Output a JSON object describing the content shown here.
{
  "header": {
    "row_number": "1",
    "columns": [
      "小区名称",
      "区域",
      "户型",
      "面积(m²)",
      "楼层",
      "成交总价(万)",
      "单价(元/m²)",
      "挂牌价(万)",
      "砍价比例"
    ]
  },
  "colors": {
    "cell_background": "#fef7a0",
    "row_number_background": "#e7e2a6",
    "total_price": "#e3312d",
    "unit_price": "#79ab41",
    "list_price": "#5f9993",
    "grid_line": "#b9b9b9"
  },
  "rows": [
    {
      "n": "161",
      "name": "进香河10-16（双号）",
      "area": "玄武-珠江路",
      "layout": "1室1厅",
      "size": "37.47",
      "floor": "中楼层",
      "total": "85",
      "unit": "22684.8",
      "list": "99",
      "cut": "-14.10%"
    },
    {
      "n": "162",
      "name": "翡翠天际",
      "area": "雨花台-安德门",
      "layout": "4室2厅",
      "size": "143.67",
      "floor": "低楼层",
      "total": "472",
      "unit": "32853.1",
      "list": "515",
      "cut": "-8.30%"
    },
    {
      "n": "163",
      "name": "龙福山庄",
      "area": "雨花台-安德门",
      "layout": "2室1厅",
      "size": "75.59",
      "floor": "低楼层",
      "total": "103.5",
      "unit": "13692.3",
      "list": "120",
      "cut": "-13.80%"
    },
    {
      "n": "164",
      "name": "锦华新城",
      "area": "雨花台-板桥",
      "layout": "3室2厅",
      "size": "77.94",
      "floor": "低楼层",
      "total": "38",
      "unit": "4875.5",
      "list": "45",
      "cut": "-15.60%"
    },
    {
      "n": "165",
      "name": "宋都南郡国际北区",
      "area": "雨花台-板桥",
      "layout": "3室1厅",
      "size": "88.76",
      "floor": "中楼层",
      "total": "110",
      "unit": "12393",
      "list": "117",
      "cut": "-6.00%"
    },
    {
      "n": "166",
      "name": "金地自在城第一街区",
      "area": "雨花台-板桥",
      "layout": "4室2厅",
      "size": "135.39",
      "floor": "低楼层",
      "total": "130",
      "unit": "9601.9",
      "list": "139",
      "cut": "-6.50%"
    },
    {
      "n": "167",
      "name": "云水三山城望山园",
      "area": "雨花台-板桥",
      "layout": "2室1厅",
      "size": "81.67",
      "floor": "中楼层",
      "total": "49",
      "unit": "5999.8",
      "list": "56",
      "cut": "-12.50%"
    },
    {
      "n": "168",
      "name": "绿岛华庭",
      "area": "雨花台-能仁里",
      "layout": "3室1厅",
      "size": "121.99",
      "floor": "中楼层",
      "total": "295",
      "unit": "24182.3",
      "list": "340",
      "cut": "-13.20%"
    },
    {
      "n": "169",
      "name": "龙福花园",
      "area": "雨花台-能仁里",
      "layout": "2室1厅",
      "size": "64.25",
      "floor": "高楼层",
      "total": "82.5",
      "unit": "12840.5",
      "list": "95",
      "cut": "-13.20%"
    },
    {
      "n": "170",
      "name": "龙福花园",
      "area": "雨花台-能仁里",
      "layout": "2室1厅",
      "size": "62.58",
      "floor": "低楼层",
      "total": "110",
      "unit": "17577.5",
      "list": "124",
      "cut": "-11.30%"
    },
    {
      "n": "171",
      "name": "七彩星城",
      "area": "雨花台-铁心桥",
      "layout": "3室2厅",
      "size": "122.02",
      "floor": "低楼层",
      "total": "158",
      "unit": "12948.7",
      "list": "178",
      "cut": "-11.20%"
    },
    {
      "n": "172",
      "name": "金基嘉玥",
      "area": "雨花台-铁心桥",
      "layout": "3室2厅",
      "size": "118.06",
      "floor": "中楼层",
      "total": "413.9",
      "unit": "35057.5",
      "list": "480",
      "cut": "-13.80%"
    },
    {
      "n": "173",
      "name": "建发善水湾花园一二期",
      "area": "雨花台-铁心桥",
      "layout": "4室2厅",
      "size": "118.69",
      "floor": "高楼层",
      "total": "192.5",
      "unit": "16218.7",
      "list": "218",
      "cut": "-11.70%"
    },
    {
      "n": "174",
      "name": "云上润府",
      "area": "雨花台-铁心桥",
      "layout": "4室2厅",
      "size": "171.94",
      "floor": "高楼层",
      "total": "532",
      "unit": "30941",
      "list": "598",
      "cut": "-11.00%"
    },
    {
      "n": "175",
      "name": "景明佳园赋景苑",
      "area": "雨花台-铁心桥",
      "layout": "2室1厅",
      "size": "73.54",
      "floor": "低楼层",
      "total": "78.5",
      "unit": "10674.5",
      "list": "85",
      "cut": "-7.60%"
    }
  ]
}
+ + + + +
> _WHAT YOU NEED TO DO_:
Give an exact repetition of all the material.

> _SOLUTION_:
Output a JSON object describing the content shown here.
{
  "header": {
    "row_number": "1",
    "columns": [
      "小区名称",
      "区域",
      "户型",
      "面积(m²)",
      "楼层",
      "成交总价(万)",
      "单价(元/m²)",
      "挂牌价(万)",
      "砍价比例"
    ]
  },
  "colors": {
    "cell_background": "#fef7a0",
    "row_number_background": "#e7e2a6",
    "total_price": "#e3312d",
    "unit_price": "#79ab41",
    "list_price": "#5f9993",
    "grid_line": "#b9b9b9"
  },
  "rows": [
    {
      "n": "161",
      "name": "进香河10-16（双号）",
      "area": "玄武-珠江路",
      "layout": "1室1厅",
      "size": "37.47",
      "floor": "中楼层",
      "total": "85",
      "unit": "22684.8",
      "list": "99",
      "cut": "-14.10%"
    },
    {
      "n": "162",
      "name": "翡翠天际",
      "area": "雨花台-安德门",
      "layout": "4室2厅",
      "size": "143.67",
      "floor": "低楼层",
      "total": "472",
      "unit": "32853.1",
      "list": "515",
      "cut": "-8.30%"
    },
    {
      "n": "163",
      "name": "龙福山庄",
      "area": "雨花台-安德门",
      "layout": "2室1厅",
      "size": "75.59",
      "floor": "低楼层",
      "total": "103.5",
      "unit": "13692.3",
      "list": "120",
      "cut": "-13.80%"
    },
    {
      "n": "164",
      "name": "锦华新城",
      "area": "雨花台-板桥",
      "layout": "3室2厅",
      "size": "77.94",
      "floor": "低楼层",
      "total": "38",
      "unit": "4875.5",
      "list": "45",
      "cut": "-15.60%"
    },
    {
      "n": "165",
      "name": "宋都南郡国际北区",
      "area": "雨花台-板桥",
      "layout": "3室1厅",
      "size": "88.76",
      "floor": "中楼层",
      "total": "110",
      "unit": "12393",
      "list": "117",
      "cut": "-6.00%"
    },
    {
      "n": "166",
      "name": "金地自在城第一街区",
      "area": "雨花台-板桥",
      "layout": "4室2厅",
      "size": "135.39",
      "floor": "低楼层",
      "total": "130",
      "unit": "9601.9",
      "list": "139",
      "cut": "-6.50%"
    },
    {
      "n": "167",
      "name": "云水三山城望山园",
      "area": "雨花台-板桥",
      "layout": "2室1厅",
      "size": "81.67",
      "floor": "中楼层",
      "total": "49",
      "unit": "5999.8",
      "list": "56",
      "cut": "-12.50%"
    },
    {
      "n": "168",
      "name": "绿岛华庭",
      "area": "雨花台-能仁里",
      "layout": "3室1厅",
      "size": "121.99",
      "floor": "中楼层",
      "total": "295",
      "unit": "24182.3",
      "list": "340",
      "cut": "-13.20%"
    },
    {
      "n": "169",
      "name": "龙福花园",
      "area": "雨花台-能仁里",
      "layout": "2室1厅",
      "size": "64.25",
      "floor": "高楼层",
      "total": "82.5",
      "unit": "12840.5",
      "list": "95",
      "cut": "-13.20%"
    },
    {
      "n": "170",
      "name": "龙福花园",
      "area": "雨花台-能仁里",
      "layout": "2室1厅",
      "size": "62.58",
      "floor": "低楼层",
      "total": "110",
      "unit": "17577.5",
      "list": "124",
      "cut": "-11.30%"
    },
    {
      "n": "171",
      "name": "七彩星城",
      "area": "雨花台-铁心桥",
      "layout": "3室2厅",
      "size": "122.02",
      "floor": "低楼层",
      "total": "158",
      "unit": "12948.7",
      "list": "178",
      "cut": "-11.20%"
    },
    {
      "n": "172",
      "name": "金基嘉玥",
      "area": "雨花台-铁心桥",
      "layout": "3室2厅",
      "size": "118.06",
      "floor": "中楼层",
      "total": "413.9",
      "unit": "35057.5",
      "list": "480",
      "cut": "-13.80%"
    },
    {
      "n": "173",
      "name": "建发善水湾花园一二期",
      "area": "雨花台-铁心桥",
      "layout": "4室2厅",
      "size": "118.69",
      "floor": "高楼层",
      "total": "192.5",
      "unit": "16218.7",
      "list": "218",
      "cut": "-11.70%"
    },
    {
      "n": "174",
      "name": "云上润府",
      "area": "雨花台-铁心桥",
      "layout": "4室2厅",
      "size": "171.94",
      "floor": "高楼层",
      "total": "532",
      "unit": "30941",
      "list": "598",
      "cut": "-11.00%"
    },
    {
      "n": "175",
      "name": "景明佳园赋景苑",
      "area": "雨花台-铁心桥",
      "layout": "2室1厅",
      "size": "73.54",
      "floor": "低楼层",
      "total": "78.5",
      "unit": "10674.5",
      "list": "85",
      "cut": "-7.60%"
    }
  ]
}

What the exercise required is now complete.